** start GIVEN ENTRIES **

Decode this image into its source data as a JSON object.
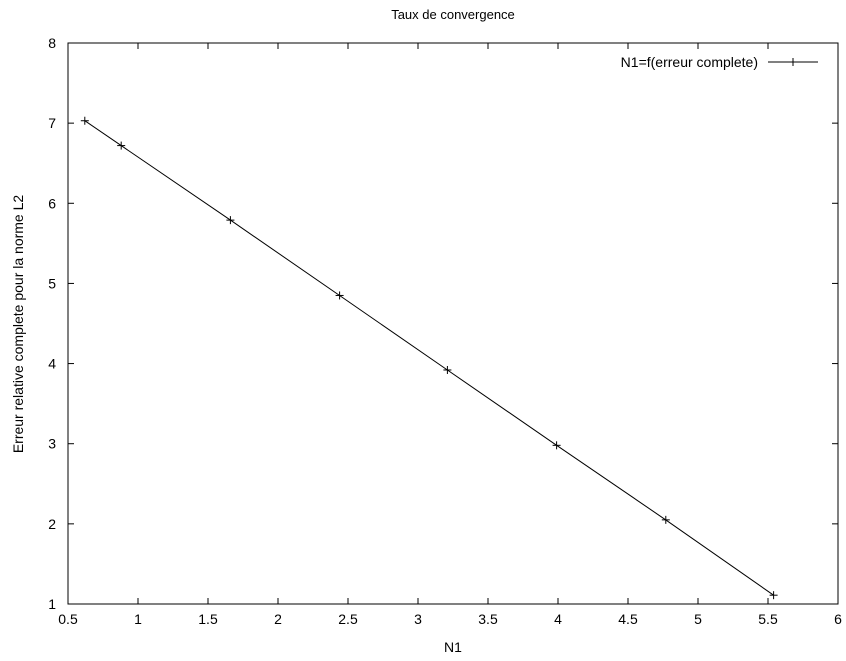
{
  "chart_data": {
    "type": "line",
    "title": "Taux de convergence",
    "xlabel": "N1",
    "ylabel": "Erreur relative complete pour la norme L2",
    "xlim": [
      0.5,
      6
    ],
    "ylim": [
      1,
      8
    ],
    "x_ticks": [
      0.5,
      1,
      1.5,
      2,
      2.5,
      3,
      3.5,
      4,
      4.5,
      5,
      5.5,
      6
    ],
    "x_tick_labels": [
      "0.5",
      "1",
      "1.5",
      "2",
      "2.5",
      "3",
      "3.5",
      "4",
      "4.5",
      "5",
      "5.5",
      "6"
    ],
    "y_ticks": [
      1,
      2,
      3,
      4,
      5,
      6,
      7,
      8
    ],
    "y_tick_labels": [
      "1",
      "2",
      "3",
      "4",
      "5",
      "6",
      "7",
      "8"
    ],
    "grid": false,
    "legend_position": "top-right",
    "series": [
      {
        "name": "N1=f(erreur complete)",
        "marker": "plus",
        "color": "#000000",
        "x": [
          0.62,
          0.88,
          1.66,
          2.44,
          3.21,
          3.99,
          4.77,
          5.54
        ],
        "y": [
          7.03,
          6.72,
          5.79,
          4.85,
          3.92,
          2.98,
          2.05,
          1.11
        ]
      }
    ]
  }
}
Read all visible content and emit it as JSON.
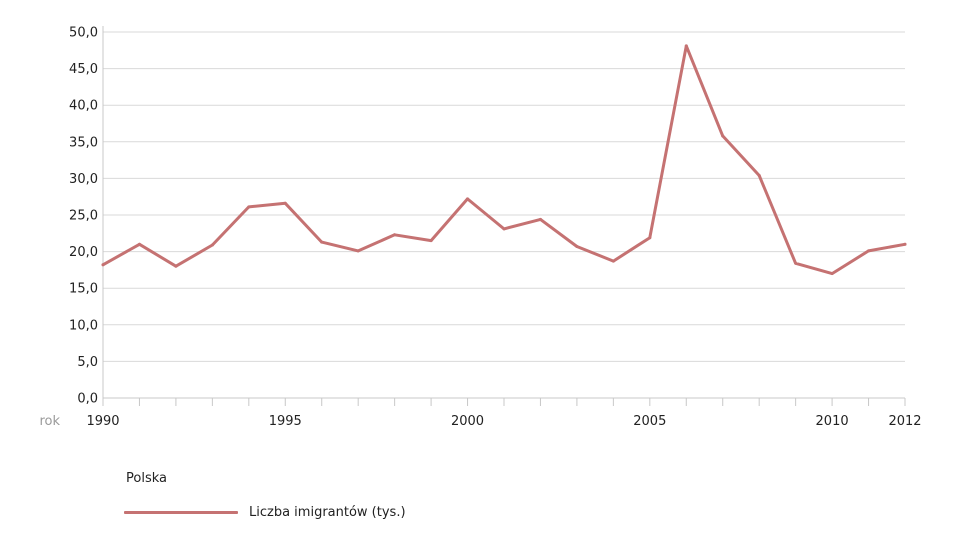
{
  "chart_data": {
    "type": "line",
    "title": "",
    "xlabel": "rok",
    "ylabel": "",
    "x": [
      1990,
      1991,
      1992,
      1993,
      1994,
      1995,
      1996,
      1997,
      1998,
      1999,
      2000,
      2001,
      2002,
      2003,
      2004,
      2005,
      2006,
      2007,
      2008,
      2009,
      2010,
      2011,
      2012
    ],
    "x_tick_values": [
      1990,
      1995,
      2000,
      2005,
      2010,
      2012
    ],
    "x_tick_labels": [
      "1990",
      "1995",
      "2000",
      "2005",
      "2010",
      "2012"
    ],
    "xlim": [
      1990,
      2012
    ],
    "ylim": [
      0,
      50
    ],
    "y_tick_values": [
      0,
      5,
      10,
      15,
      20,
      25,
      30,
      35,
      40,
      45,
      50
    ],
    "y_tick_labels": [
      "0,0",
      "5,0",
      "10,0",
      "15,0",
      "20,0",
      "25,0",
      "30,0",
      "35,0",
      "40,0",
      "45,0",
      "50,0"
    ],
    "grid": true,
    "legend_title": "Polska",
    "legend_position": "bottom-left",
    "series": [
      {
        "name": "Liczba imigrantów (tys.)",
        "color": "#c57272",
        "values": [
          18.2,
          21.0,
          18.0,
          20.9,
          26.1,
          26.6,
          21.3,
          20.1,
          22.3,
          21.5,
          27.2,
          23.1,
          24.4,
          20.7,
          18.7,
          21.9,
          48.1,
          35.8,
          30.4,
          18.4,
          17.0,
          20.1,
          21.0
        ]
      }
    ]
  },
  "legend": {
    "title": "Polska",
    "item_label": "Liczba imigrantów (tys.)"
  }
}
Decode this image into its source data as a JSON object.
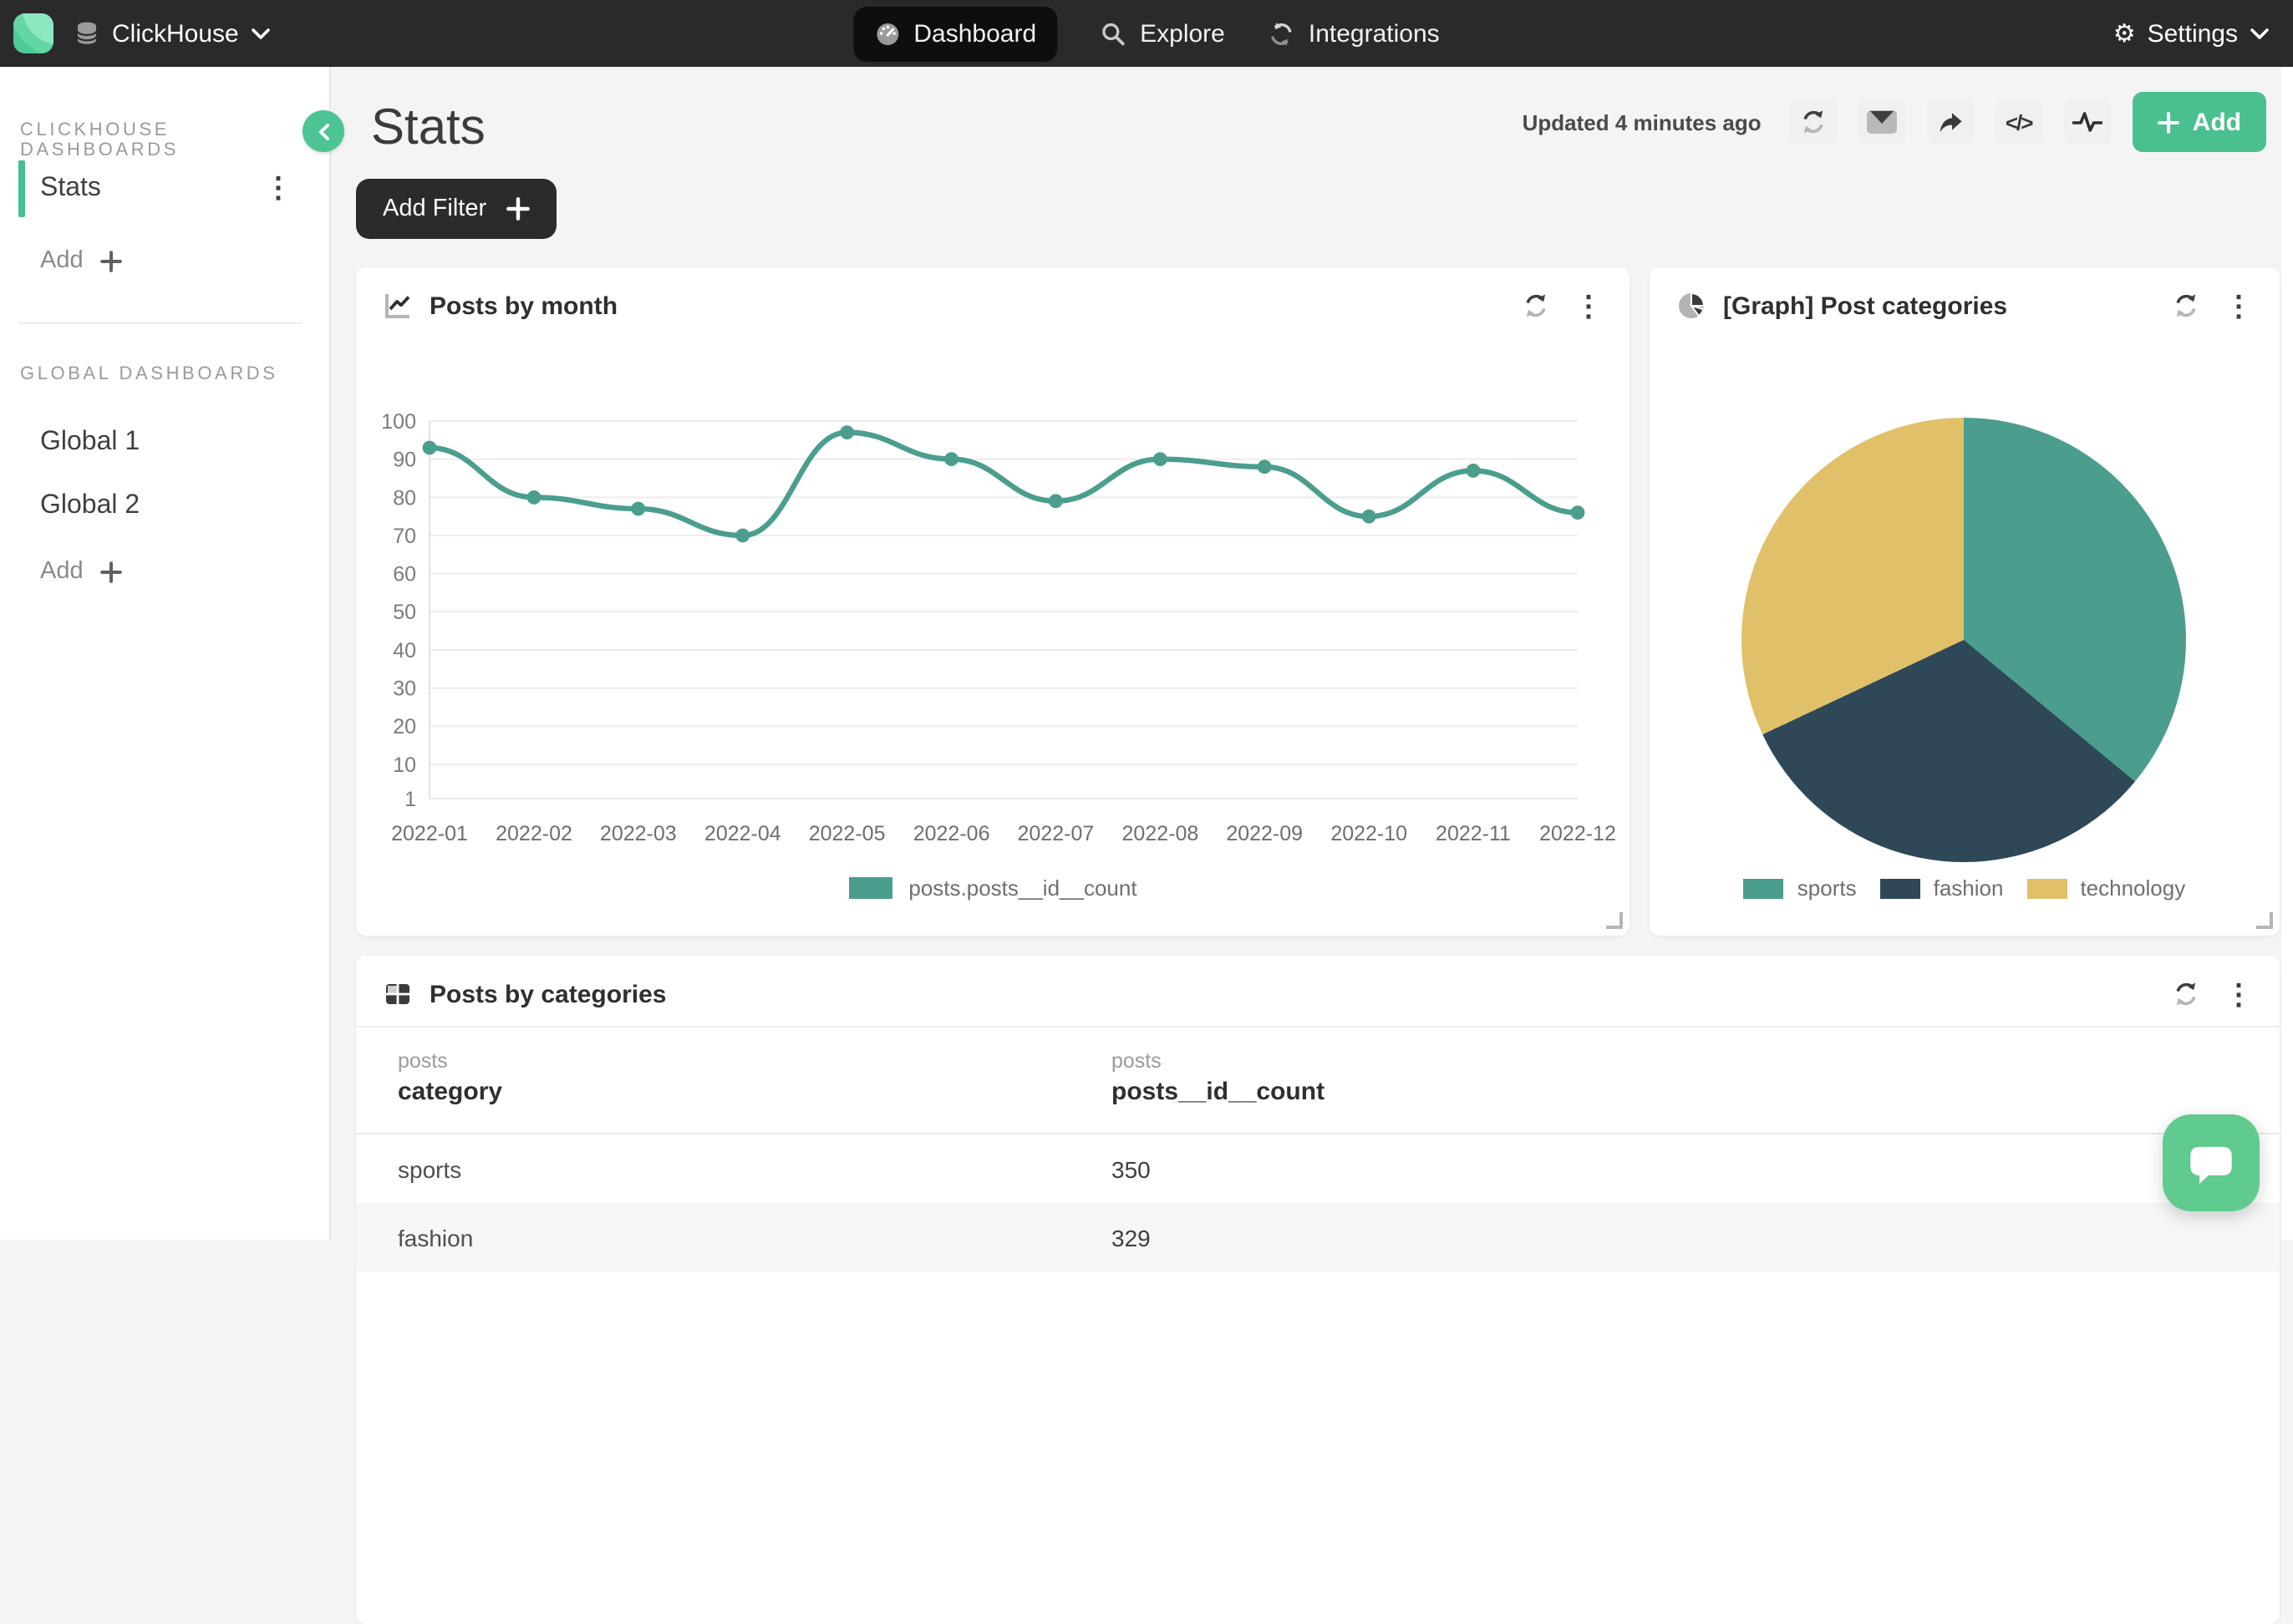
{
  "navbar": {
    "brand": "ClickHouse",
    "items": [
      {
        "label": "Dashboard",
        "active": true
      },
      {
        "label": "Explore",
        "active": false
      },
      {
        "label": "Integrations",
        "active": false
      }
    ],
    "settings_label": "Settings"
  },
  "sidebar": {
    "section1_title": "CLICKHOUSE DASHBOARDS",
    "section1_items": [
      {
        "label": "Stats",
        "active": true
      }
    ],
    "section1_add": "Add",
    "section2_title": "GLOBAL DASHBOARDS",
    "section2_items": [
      {
        "label": "Global 1"
      },
      {
        "label": "Global 2"
      }
    ],
    "section2_add": "Add"
  },
  "header": {
    "title": "Stats",
    "updated": "Updated 4 minutes ago",
    "add_label": "Add"
  },
  "filter_bar": {
    "add_filter_label": "Add Filter"
  },
  "cards": {
    "line": {
      "title": "Posts by month"
    },
    "pie": {
      "title": "[Graph] Post categories"
    },
    "table": {
      "title": "Posts by categories"
    }
  },
  "icons": {
    "gear": "⚙",
    "kebab": "⋮",
    "code": "</>"
  },
  "colors": {
    "accent_teal": "#4bc08f",
    "chart_teal": "#4b9e8e",
    "navy": "#2e4857",
    "gold": "#e0c169",
    "navbar_bg": "#2a2a2a",
    "page_bg": "#f4f4f4"
  },
  "chart_data": [
    {
      "id": "posts-by-month",
      "type": "line",
      "title": "Posts by month",
      "x": [
        "2022-01",
        "2022-02",
        "2022-03",
        "2022-04",
        "2022-05",
        "2022-06",
        "2022-07",
        "2022-08",
        "2022-09",
        "2022-10",
        "2022-11",
        "2022-12"
      ],
      "series": [
        {
          "name": "posts.posts__id__count",
          "color": "#4b9e8e",
          "values": [
            93,
            80,
            77,
            70,
            97,
            90,
            79,
            90,
            88,
            75,
            87,
            76
          ]
        }
      ],
      "ylim": [
        1,
        100
      ],
      "yticks": [
        100,
        90,
        80,
        70,
        60,
        50,
        40,
        30,
        20,
        10,
        1
      ],
      "grid": true,
      "legend_position": "bottom"
    },
    {
      "id": "post-categories",
      "type": "pie",
      "title": "[Graph] Post categories",
      "slices": [
        {
          "label": "sports",
          "percent": 36,
          "color": "#4b9e8e"
        },
        {
          "label": "fashion",
          "percent": 32,
          "color": "#2e4857"
        },
        {
          "label": "technology",
          "percent": 32,
          "color": "#e0c169"
        }
      ],
      "legend_position": "bottom"
    },
    {
      "id": "posts-by-categories",
      "type": "table",
      "title": "Posts by categories",
      "column_groups": [
        "posts",
        "posts"
      ],
      "columns": [
        "category",
        "posts__id__count"
      ],
      "rows": [
        [
          "sports",
          "350"
        ],
        [
          "fashion",
          "329"
        ]
      ]
    }
  ]
}
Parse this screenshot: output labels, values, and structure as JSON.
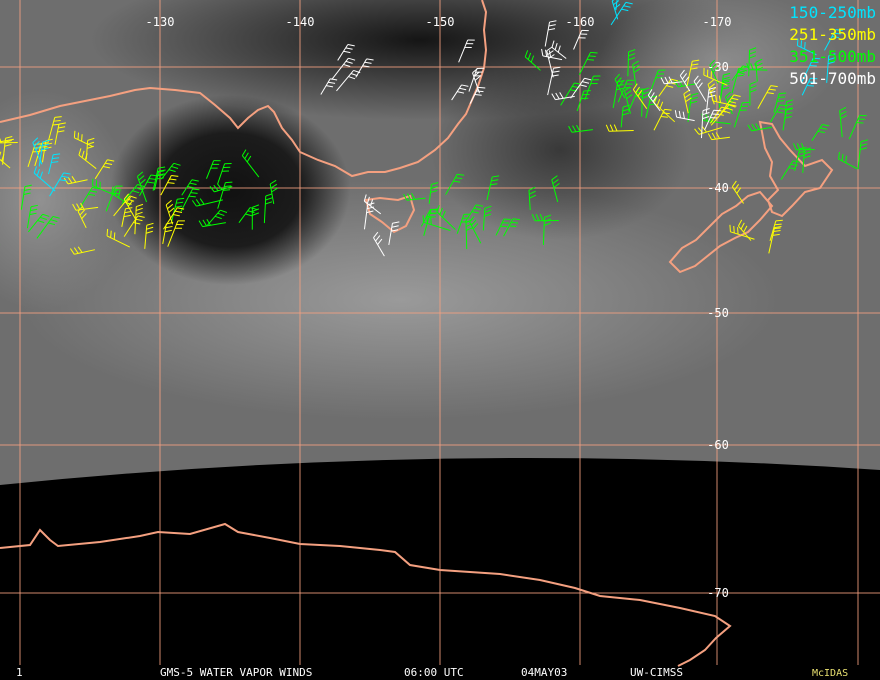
{
  "grid": {
    "longitudes": [
      -130,
      -140,
      -150,
      -160,
      -170
    ],
    "latitudes": [
      -30,
      -40,
      -50,
      -60,
      -70
    ]
  },
  "legend": [
    {
      "label": "150-250mb",
      "color": "#00e5ff"
    },
    {
      "label": "251-350mb",
      "color": "#ffff00"
    },
    {
      "label": "351-500mb",
      "color": "#00ff00"
    },
    {
      "label": "501-700mb",
      "color": "#ffffff"
    }
  ],
  "footer": {
    "frame": "1",
    "title": "GMS-5 WATER VAPOR WINDS",
    "time": "06:00 UTC",
    "date": "04MAY03",
    "source": "UW-CIMSS",
    "software": "McIDAS"
  }
}
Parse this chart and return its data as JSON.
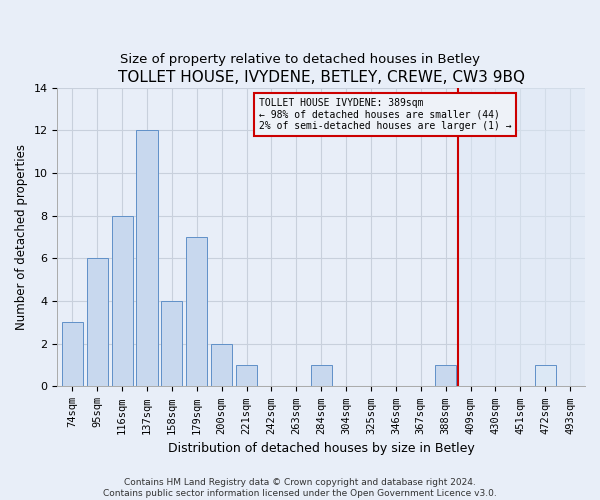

** end GIVEN ENTRIES **

## PROBLEM DESCRIPTION
Copy all the entries word for word. Omit any pictures.

## RESPONSE
Decode this image into its source data as a JSON object.
{
  "chart_data": {
    "type": "line",
    "title": "Taux de convergence",
    "xlabel": "N1",
    "ylabel": "Erreur relative complete pour la norme L2",
    "xlim": [
      0.5,
      6
    ],
    "ylim": [
      1,
      8
    ],
    "x_ticks": [
      0.5,
      1,
      1.5,
      2,
      2.5,
      3,
      3.5,
      4,
      4.5,
      5,
      5.5,
      6
    ],
    "x_tick_labels": [
      "0.5",
      "1",
      "1.5",
      "2",
      "2.5",
      "3",
      "3.5",
      "4",
      "4.5",
      "5",
      "5.5",
      "6"
    ],
    "y_ticks": [
      1,
      2,
      3,
      4,
      5,
      6,
      7,
      8
    ],
    "y_tick_labels": [
      "1",
      "2",
      "3",
      "4",
      "5",
      "6",
      "7",
      "8"
    ],
    "grid": false,
    "legend_position": "top-right",
    "series": [
      {
        "name": "N1=f(erreur complete)",
        "marker": "plus",
        "color": "#000000",
        "x": [
          0.62,
          0.88,
          1.66,
          2.44,
          3.21,
          3.99,
          4.77,
          5.54
        ],
        "y": [
          7.03,
          6.72,
          5.79,
          4.85,
          3.92,
          2.98,
          2.05,
          1.11
        ]
      }
    ]
  }
}
Read all visible content and emit it as JSON.
{
  "chart_data": {
    "type": "line",
    "title": "",
    "xlabel": "rok",
    "ylabel": "",
    "x": [
      1990,
      1991,
      1992,
      1993,
      1994,
      1995,
      1996,
      1997,
      1998,
      1999,
      2000,
      2001,
      2002,
      2003,
      2004,
      2005,
      2006,
      2007,
      2008,
      2009,
      2010,
      2011,
      2012
    ],
    "x_tick_values": [
      1990,
      1995,
      2000,
      2005,
      2010,
      2012
    ],
    "x_tick_labels": [
      "1990",
      "1995",
      "2000",
      "2005",
      "2010",
      "2012"
    ],
    "xlim": [
      1990,
      2012
    ],
    "ylim": [
      0,
      50
    ],
    "y_tick_values": [
      0,
      5,
      10,
      15,
      20,
      25,
      30,
      35,
      40,
      45,
      50
    ],
    "y_tick_labels": [
      "0,0",
      "5,0",
      "10,0",
      "15,0",
      "20,0",
      "25,0",
      "30,0",
      "35,0",
      "40,0",
      "45,0",
      "50,0"
    ],
    "grid": true,
    "legend_title": "Polska",
    "legend_position": "bottom-left",
    "series": [
      {
        "name": "Liczba imigrantów (tys.)",
        "color": "#c57272",
        "values": [
          18.2,
          21.0,
          18.0,
          20.9,
          26.1,
          26.6,
          21.3,
          20.1,
          22.3,
          21.5,
          27.2,
          23.1,
          24.4,
          20.7,
          18.7,
          21.9,
          48.1,
          35.8,
          30.4,
          18.4,
          17.0,
          20.1,
          21.0
        ]
      }
    ]
  },
  "legend": {
    "title": "Polska",
    "item_label": "Liczba imigrantów (tys.)"
  }
}
Decode this image into its source data as a JSON object.
{
  "navbar": {
    "brand": "ClickHouse",
    "items": [
      {
        "label": "Dashboard",
        "active": true
      },
      {
        "label": "Explore",
        "active": false
      },
      {
        "label": "Integrations",
        "active": false
      }
    ],
    "settings_label": "Settings"
  },
  "sidebar": {
    "section1_title": "CLICKHOUSE DASHBOARDS",
    "section1_items": [
      {
        "label": "Stats",
        "active": true
      }
    ],
    "section1_add": "Add",
    "section2_title": "GLOBAL DASHBOARDS",
    "section2_items": [
      {
        "label": "Global 1"
      },
      {
        "label": "Global 2"
      }
    ],
    "section2_add": "Add"
  },
  "header": {
    "title": "Stats",
    "updated": "Updated 4 minutes ago",
    "add_label": "Add"
  },
  "filter_bar": {
    "add_filter_label": "Add Filter"
  },
  "cards": {
    "line": {
      "title": "Posts by month"
    },
    "pie": {
      "title": "[Graph] Post categories"
    },
    "table": {
      "title": "Posts by categories"
    }
  },
  "icons": {
    "gear": "⚙",
    "kebab": "⋮",
    "code": "</>"
  },
  "colors": {
    "accent_teal": "#4bc08f",
    "chart_teal": "#4b9e8e",
    "navy": "#2e4857",
    "gold": "#e0c169",
    "navbar_bg": "#2a2a2a",
    "page_bg": "#f4f4f4"
  },
  "chart_data": [
    {
      "id": "posts-by-month",
      "type": "line",
      "title": "Posts by month",
      "x": [
        "2022-01",
        "2022-02",
        "2022-03",
        "2022-04",
        "2022-05",
        "2022-06",
        "2022-07",
        "2022-08",
        "2022-09",
        "2022-10",
        "2022-11",
        "2022-12"
      ],
      "series": [
        {
          "name": "posts.posts__id__count",
          "color": "#4b9e8e",
          "values": [
            93,
            80,
            77,
            70,
            97,
            90,
            79,
            90,
            88,
            75,
            87,
            76
          ]
        }
      ],
      "ylim": [
        1,
        100
      ],
      "yticks": [
        100,
        90,
        80,
        70,
        60,
        50,
        40,
        30,
        20,
        10,
        1
      ],
      "grid": true,
      "legend_position": "bottom"
    },
    {
      "id": "post-categories",
      "type": "pie",
      "title": "[Graph] Post categories",
      "slices": [
        {
          "label": "sports",
          "percent": 36,
          "color": "#4b9e8e"
        },
        {
          "label": "fashion",
          "percent": 32,
          "color": "#2e4857"
        },
        {
          "label": "technology",
          "percent": 32,
          "color": "#e0c169"
        }
      ],
      "legend_position": "bottom"
    },
    {
      "id": "posts-by-categories",
      "type": "table",
      "title": "Posts by categories",
      "column_groups": [
        "posts",
        "posts"
      ],
      "columns": [
        "category",
        "posts__id__count"
      ],
      "rows": [
        [
          "sports",
          "350"
        ],
        [
          "fashion",
          "329"
        ]
      ]
    }
  ]
}
Parse this screenshot: output labels, values, and structure as JSON.
{
  "grid": {
    "longitudes": [
      -130,
      -140,
      -150,
      -160,
      -170
    ],
    "latitudes": [
      -30,
      -40,
      -50,
      -60,
      -70
    ]
  },
  "legend": [
    {
      "label": "150-250mb",
      "color": "#00e5ff"
    },
    {
      "label": "251-350mb",
      "color": "#ffff00"
    },
    {
      "label": "351-500mb",
      "color": "#00ff00"
    },
    {
      "label": "501-700mb",
      "color": "#ffffff"
    }
  ],
  "footer": {
    "frame": "1",
    "title": "GMS-5 WATER VAPOR WINDS",
    "time": "06:00 UTC",
    "date": "04MAY03",
    "source": "UW-CIMSS",
    "software": "McIDAS"
  }
}
Parse this chart and return its data as JSON.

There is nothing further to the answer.